— BEGIN DATA —

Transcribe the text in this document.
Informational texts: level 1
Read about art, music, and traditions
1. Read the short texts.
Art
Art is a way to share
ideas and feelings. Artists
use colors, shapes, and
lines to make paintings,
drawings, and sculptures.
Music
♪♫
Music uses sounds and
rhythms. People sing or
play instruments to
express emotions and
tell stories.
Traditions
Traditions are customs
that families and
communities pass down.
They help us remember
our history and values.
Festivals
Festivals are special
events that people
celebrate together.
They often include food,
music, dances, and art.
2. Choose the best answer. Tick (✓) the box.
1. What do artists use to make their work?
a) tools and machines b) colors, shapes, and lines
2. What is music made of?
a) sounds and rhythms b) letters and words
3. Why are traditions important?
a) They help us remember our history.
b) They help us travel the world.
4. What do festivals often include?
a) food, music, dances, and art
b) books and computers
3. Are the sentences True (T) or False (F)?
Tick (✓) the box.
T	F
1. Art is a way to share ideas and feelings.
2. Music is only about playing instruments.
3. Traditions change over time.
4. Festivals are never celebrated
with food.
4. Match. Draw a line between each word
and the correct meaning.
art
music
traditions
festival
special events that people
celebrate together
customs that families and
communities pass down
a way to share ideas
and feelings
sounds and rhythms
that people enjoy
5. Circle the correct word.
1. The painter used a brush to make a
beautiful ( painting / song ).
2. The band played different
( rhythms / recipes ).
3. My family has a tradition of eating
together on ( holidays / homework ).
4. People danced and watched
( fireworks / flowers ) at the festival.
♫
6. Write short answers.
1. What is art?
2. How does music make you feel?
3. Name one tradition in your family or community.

— END DATA —

WHAT IS REQUIRED: List all lines where "shapes" occurs.

SOLUTION BELOW:
use colors, shapes, and
a) tools and machines b) colors, shapes, and lines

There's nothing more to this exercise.